KUTIPAN BACAAN -

1. Pertambahan Penduduk.
Penduduk yang bertambah terus setiap
tahun menghendaki penyediaan sejumlah kebutuhan atas “pangan, sandang dan papan
(rumah)”. Sementara itu ruang muka bumi tempat manusia mencari nafkah tidak
bertambah luas. Perluasan lapangan usaha itulah yang pada gilirannya
menyebabkan eksploitasi lingkungan secara berlebihan dan atau secara liar.
2 Kebijakan Pemerintah.
Beberapa kebijakan pemerintah yang
berdampak negatif terhadap LH. Sejak tahun 1970, pembangunan Indonesia
dititikberatkan pada pembangunan industri yang berbasis pada pembangunan
pertanian yang menyokong industri. Keinginan pemerintah Orde Baru saat itu yang
segera ingin mewujudkan Indonesia
sebagai negara industri, telah menyebabkan rakyat miskin mayoritas penduduk
(terutama yang tidak memiliki lahan yang cukup) hanya menjadi “penonton”
pembangunan. Bahkan sebagian dari mereka kehilangan mata pencarian
sebagai buruh tani dan nelayan karena masuknya teknologi di bidang pertanian
dan perikanan. Mereka ini karena terpaksa menggarap tanah negara secara liar di
daerah pesisir hingga pegunungan.
3. Dampak Industrialisasi.
Dalam proses
industrialisasi ini antara lain termasuk industri perkayuan, perumahan/real
estate dan industri kertas. Ketiga industri tersebut di atas memerlukan kayu
dalam jumlah yang besar sebagai bahan bakunya. Inilah awal mula eksploitasi
kayu di hutan-hutan, yang melibatkan banyak kalangan terlibat di dalamnya.
Keuntungan yang demikian besar dalam bisnis perkayuan telah mengundang banyak
pengusaha besar terjun di bidang ini. Namun, sangat disayangkan karena sulitnya
pengawasan, banyak aturan di bidang pengusahaan hutan ini yang dilanggar yang
pada gilirannya berkembang menjadi semacam “mafia” perkayuan. Semua ini terjadi
karena ada jaringan kolusi yang rapi antara pengusaha, oknum birokrasi dan
oknum keamanan. Sementara itu penduduk setempat yang perduli hutan tidak
berdaya menghadapinnya. Akibat lebih lanjut penduduk setempat yang semula
peduli dan mencintai hutan serta memiliki sikap moral yang tinggi terhadap
lingkungan menjadi frustasi, bahkan kemudian sebagian dari mereka turut
terlibat dalam proses “illegal logging” tersebut. Masalah tersebut di atas di
era pemerintahan Orde Reformasi sekarang ini masih terus berlanjut, bahkan semakin
marak dan melibatkan sejumlah pihak yang lebih banyak dibandingkan dengan era
Orde Baru. Uang yang berlimpah dari keuntungan illegal logging ini telah
membutakan mata hati/dan moral oknum-oknum birokrat dan penegak hukum yang
terlibat atas betapa pentingnya manfaat hutan dan lingkungan hidup yang
lestari, untuk kehidupan semua makhluk, khususnya manusia generasi sekarang dan
yang akan datang.

DATA TERCATAT -
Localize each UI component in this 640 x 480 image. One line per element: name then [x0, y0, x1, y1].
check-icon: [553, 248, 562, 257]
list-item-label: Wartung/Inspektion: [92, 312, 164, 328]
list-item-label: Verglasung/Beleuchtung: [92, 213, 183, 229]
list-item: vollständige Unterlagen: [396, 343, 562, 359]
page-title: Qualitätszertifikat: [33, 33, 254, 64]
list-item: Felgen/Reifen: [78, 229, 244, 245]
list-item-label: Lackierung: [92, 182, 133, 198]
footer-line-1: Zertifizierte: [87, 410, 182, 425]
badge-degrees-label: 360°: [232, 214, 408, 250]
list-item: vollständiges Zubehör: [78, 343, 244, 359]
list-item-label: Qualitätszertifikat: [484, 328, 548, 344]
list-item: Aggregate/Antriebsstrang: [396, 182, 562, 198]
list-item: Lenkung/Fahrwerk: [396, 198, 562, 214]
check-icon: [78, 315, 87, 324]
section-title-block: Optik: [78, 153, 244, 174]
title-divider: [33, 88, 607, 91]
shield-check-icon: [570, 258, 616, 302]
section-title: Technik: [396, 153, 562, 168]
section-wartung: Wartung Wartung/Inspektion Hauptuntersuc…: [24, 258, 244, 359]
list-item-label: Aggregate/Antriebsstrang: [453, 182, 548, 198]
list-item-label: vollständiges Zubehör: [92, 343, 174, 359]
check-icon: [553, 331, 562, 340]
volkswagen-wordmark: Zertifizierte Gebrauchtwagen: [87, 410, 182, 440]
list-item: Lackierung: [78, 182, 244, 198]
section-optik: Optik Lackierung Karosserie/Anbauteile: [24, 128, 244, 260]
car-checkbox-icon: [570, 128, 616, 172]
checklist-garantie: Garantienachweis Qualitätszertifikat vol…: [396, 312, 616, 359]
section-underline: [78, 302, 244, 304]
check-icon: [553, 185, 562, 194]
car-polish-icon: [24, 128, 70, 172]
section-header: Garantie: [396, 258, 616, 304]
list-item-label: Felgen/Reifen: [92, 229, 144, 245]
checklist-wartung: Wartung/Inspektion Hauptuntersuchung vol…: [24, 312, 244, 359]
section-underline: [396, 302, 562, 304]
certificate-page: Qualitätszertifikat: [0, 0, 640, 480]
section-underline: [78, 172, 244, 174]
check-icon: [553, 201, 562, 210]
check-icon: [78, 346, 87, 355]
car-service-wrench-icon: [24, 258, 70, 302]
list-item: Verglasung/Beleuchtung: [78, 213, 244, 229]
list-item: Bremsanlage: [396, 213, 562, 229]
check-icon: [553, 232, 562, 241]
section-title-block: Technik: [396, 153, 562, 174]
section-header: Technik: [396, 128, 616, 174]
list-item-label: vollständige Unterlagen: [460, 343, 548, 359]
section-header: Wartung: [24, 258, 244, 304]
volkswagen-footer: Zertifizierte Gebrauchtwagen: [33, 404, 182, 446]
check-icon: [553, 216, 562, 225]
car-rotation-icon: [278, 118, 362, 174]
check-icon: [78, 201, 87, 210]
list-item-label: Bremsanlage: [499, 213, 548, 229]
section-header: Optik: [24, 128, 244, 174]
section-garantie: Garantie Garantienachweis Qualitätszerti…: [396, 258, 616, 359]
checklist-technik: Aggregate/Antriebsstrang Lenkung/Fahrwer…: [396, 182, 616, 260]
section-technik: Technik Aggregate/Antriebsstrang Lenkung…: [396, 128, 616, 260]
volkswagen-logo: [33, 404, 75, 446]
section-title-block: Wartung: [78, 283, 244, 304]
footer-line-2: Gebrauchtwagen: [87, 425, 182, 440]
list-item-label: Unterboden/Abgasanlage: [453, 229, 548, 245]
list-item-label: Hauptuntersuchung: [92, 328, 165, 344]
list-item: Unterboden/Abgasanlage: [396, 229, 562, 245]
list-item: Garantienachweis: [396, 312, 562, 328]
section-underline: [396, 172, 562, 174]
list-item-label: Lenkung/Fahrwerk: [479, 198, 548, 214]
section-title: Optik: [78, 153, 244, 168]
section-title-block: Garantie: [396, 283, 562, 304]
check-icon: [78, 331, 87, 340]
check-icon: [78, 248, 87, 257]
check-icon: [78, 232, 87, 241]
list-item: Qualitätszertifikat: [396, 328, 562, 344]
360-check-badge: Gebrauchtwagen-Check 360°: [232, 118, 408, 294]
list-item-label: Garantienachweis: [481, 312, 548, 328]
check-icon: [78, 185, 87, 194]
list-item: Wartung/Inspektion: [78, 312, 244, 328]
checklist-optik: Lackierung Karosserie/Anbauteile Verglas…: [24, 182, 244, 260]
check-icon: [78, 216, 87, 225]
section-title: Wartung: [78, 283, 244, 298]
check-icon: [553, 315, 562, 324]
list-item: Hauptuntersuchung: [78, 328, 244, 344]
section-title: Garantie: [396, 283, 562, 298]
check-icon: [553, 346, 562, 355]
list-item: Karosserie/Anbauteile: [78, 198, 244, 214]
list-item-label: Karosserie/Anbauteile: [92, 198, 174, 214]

YANG DIKERJAKAN -
Menurut kutipan bacaan, tiga industri apa yang memerlukan kayu dalam jumlah besar sebagai bahan bakunya?

JAWABAN LENGKAP -
Industri perkayuan, perumahan/real estate, dan industri kertas.